Work instructions: What follows is a set of records, each of which is to be written out exactly.

Start of Records for this exercise

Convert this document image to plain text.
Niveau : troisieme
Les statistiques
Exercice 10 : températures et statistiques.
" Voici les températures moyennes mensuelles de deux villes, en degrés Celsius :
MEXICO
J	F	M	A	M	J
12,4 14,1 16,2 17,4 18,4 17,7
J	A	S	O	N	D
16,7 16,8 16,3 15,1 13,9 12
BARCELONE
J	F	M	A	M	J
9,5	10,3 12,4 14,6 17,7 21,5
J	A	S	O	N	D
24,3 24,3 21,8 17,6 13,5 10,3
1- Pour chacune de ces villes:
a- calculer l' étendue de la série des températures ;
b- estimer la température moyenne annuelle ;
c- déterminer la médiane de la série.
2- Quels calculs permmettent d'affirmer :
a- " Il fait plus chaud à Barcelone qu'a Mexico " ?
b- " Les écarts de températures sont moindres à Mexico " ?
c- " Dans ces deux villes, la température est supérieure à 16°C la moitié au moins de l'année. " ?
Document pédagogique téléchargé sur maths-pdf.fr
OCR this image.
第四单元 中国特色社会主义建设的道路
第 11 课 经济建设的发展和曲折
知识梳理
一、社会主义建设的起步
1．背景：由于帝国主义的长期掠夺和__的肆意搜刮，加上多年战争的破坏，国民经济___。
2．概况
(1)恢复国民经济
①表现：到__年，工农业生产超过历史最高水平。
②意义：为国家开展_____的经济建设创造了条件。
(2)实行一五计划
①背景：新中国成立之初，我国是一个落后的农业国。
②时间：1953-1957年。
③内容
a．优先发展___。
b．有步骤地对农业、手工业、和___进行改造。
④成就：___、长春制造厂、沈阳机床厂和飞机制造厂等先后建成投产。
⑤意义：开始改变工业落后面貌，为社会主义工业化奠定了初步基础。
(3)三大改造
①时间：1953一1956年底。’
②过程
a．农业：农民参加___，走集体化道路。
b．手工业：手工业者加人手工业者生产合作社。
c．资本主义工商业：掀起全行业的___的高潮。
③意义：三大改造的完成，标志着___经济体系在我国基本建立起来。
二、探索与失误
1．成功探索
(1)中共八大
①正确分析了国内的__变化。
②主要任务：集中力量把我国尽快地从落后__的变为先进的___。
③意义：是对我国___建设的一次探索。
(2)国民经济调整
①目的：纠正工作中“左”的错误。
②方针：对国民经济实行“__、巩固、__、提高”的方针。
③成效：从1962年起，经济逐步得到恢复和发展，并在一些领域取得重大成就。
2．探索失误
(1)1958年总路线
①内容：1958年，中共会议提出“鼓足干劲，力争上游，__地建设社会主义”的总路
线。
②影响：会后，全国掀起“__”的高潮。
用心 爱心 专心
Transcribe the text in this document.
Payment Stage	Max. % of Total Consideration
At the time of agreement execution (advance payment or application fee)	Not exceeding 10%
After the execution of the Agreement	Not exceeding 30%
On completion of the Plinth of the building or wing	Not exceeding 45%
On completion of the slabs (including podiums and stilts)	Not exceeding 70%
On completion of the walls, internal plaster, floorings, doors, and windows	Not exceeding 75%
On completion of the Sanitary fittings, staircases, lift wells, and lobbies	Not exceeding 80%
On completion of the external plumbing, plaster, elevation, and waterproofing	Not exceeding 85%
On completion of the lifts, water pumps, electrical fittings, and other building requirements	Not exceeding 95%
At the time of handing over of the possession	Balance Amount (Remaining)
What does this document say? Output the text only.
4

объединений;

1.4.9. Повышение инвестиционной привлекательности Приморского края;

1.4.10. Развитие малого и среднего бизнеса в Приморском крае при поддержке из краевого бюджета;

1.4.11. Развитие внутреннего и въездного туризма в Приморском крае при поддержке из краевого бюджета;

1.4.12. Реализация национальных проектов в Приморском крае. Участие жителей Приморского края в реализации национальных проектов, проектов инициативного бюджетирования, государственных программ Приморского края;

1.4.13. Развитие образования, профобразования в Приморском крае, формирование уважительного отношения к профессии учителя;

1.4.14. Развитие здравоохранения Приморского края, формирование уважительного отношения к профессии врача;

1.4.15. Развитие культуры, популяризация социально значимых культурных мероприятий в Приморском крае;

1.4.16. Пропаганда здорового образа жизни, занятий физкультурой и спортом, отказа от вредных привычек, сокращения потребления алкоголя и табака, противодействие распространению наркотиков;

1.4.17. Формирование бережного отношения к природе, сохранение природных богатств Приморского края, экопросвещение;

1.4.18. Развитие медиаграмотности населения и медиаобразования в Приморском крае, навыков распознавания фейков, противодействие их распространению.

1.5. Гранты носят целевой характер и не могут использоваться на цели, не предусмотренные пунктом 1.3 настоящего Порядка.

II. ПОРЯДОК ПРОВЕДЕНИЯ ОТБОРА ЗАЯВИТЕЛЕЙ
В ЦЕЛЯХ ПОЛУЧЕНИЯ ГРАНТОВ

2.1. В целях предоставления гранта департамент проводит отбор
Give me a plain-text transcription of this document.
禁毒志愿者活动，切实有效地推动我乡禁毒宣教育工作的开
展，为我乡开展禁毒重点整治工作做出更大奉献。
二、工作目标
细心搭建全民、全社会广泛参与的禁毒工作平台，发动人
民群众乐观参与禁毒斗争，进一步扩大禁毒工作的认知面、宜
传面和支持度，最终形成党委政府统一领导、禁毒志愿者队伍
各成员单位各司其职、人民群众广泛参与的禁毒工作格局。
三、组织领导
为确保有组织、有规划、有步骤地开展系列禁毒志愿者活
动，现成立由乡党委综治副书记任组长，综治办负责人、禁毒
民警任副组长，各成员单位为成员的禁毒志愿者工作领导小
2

End of Records for this exercise

Answer to the exercise:
Convert this document image to plain text.
Niveau : troisieme
Les statistiques
Exercice 10 : températures et statistiques.
" Voici les températures moyennes mensuelles de deux villes, en degrés Celsius :
MEXICO
J	F	M	A	M	J
12,4 14,1 16,2 17,4 18,4 17,7
J	A	S	O	N	D
16,7 16,8 16,3 15,1 13,9 12
BARCELONE
J	F	M	A	M	J
9,5	10,3 12,4 14,6 17,7 21,5
J	A	S	O	N	D
24,3 24,3 21,8 17,6 13,5 10,3
1- Pour chacune de ces villes:
a- calculer l' étendue de la série des températures ;
b- estimer la température moyenne annuelle ;
c- déterminer la médiane de la série.
2- Quels calculs permmettent d'affirmer :
a- " Il fait plus chaud à Barcelone qu'a Mexico " ?
b- " Les écarts de températures sont moindres à Mexico " ?
c- " Dans ces deux villes, la température est supérieure à 16°C la moitié au moins de l'année. " ?
Document pédagogique téléchargé sur maths-pdf.fr
OCR this image.
第四单元 中国特色社会主义建设的道路
第 11 课 经济建设的发展和曲折
知识梳理
一、社会主义建设的起步
1．背景：由于帝国主义的长期掠夺和__的肆意搜刮，加上多年战争的破坏，国民经济___。
2．概况
(1)恢复国民经济
①表现：到__年，工农业生产超过历史最高水平。
②意义：为国家开展_____的经济建设创造了条件。
(2)实行一五计划
①背景：新中国成立之初，我国是一个落后的农业国。
②时间：1953-1957年。
③内容
a．优先发展___。
b．有步骤地对农业、手工业、和___进行改造。
④成就：___、长春制造厂、沈阳机床厂和飞机制造厂等先后建成投产。
⑤意义：开始改变工业落后面貌，为社会主义工业化奠定了初步基础。
(3)三大改造
①时间：1953一1956年底。’
②过程
a．农业：农民参加___，走集体化道路。
b．手工业：手工业者加人手工业者生产合作社。
c．资本主义工商业：掀起全行业的___的高潮。
③意义：三大改造的完成，标志着___经济体系在我国基本建立起来。
二、探索与失误
1．成功探索
(1)中共八大
①正确分析了国内的__变化。
②主要任务：集中力量把我国尽快地从落后__的变为先进的___。
③意义：是对我国___建设的一次探索。
(2)国民经济调整
①目的：纠正工作中“左”的错误。
②方针：对国民经济实行“__、巩固、__、提高”的方针。
③成效：从1962年起，经济逐步得到恢复和发展，并在一些领域取得重大成就。
2．探索失误
(1)1958年总路线
①内容：1958年，中共会议提出“鼓足干劲，力争上游，__地建设社会主义”的总路
线。
②影响：会后，全国掀起“__”的高潮。
用心 爱心 专心
Transcribe the text in this document.
Payment Stage	Max. % of Total Consideration
At the time of agreement execution (advance payment or application fee)	Not exceeding 10%
After the execution of the Agreement	Not exceeding 30%
On completion of the Plinth of the building or wing	Not exceeding 45%
On completion of the slabs (including podiums and stilts)	Not exceeding 70%
On completion of the walls, internal plaster, floorings, doors, and windows	Not exceeding 75%
On completion of the Sanitary fittings, staircases, lift wells, and lobbies	Not exceeding 80%
On completion of the external plumbing, plaster, elevation, and waterproofing	Not exceeding 85%
On completion of the lifts, water pumps, electrical fittings, and other building requirements	Not exceeding 95%
At the time of handing over of the possession	Balance Amount (Remaining)
What does this document say? Output the text only.
4

объединений;

1.4.9. Повышение инвестиционной привлекательности Приморского края;

1.4.10. Развитие малого и среднего бизнеса в Приморском крае при поддержке из краевого бюджета;

1.4.11. Развитие внутреннего и въездного туризма в Приморском крае при поддержке из краевого бюджета;

1.4.12. Реализация национальных проектов в Приморском крае. Участие жителей Приморского края в реализации национальных проектов, проектов инициативного бюджетирования, государственных программ Приморского края;

1.4.13. Развитие образования, профобразования в Приморском крае, формирование уважительного отношения к профессии учителя;

1.4.14. Развитие здравоохранения Приморского края, формирование уважительного отношения к профессии врача;

1.4.15. Развитие культуры, популяризация социально значимых культурных мероприятий в Приморском крае;

1.4.16. Пропаганда здорового образа жизни, занятий физкультурой и спортом, отказа от вредных привычек, сокращения потребления алкоголя и табака, противодействие распространению наркотиков;

1.4.17. Формирование бережного отношения к природе, сохранение природных богатств Приморского края, экопросвещение;

1.4.18. Развитие медиаграмотности населения и медиаобразования в Приморском крае, навыков распознавания фейков, противодействие их распространению.

1.5. Гранты носят целевой характер и не могут использоваться на цели, не предусмотренные пунктом 1.3 настоящего Порядка.

II. ПОРЯДОК ПРОВЕДЕНИЯ ОТБОРА ЗАЯВИТЕЛЕЙ
В ЦЕЛЯХ ПОЛУЧЕНИЯ ГРАНТОВ

2.1. В целях предоставления гранта департамент проводит отбор
Give me a plain-text transcription of this document.
禁毒志愿者活动，切实有效地推动我乡禁毒宣教育工作的开
展，为我乡开展禁毒重点整治工作做出更大奉献。
二、工作目标
细心搭建全民、全社会广泛参与的禁毒工作平台，发动人
民群众乐观参与禁毒斗争，进一步扩大禁毒工作的认知面、宜
传面和支持度，最终形成党委政府统一领导、禁毒志愿者队伍
各成员单位各司其职、人民群众广泛参与的禁毒工作格局。
三、组织领导
为确保有组织、有规划、有步骤地开展系列禁毒志愿者活
动，现成立由乡党委综治副书记任组长，综治办负责人、禁毒
民警任副组长，各成员单位为成员的禁毒志愿者工作领导小
2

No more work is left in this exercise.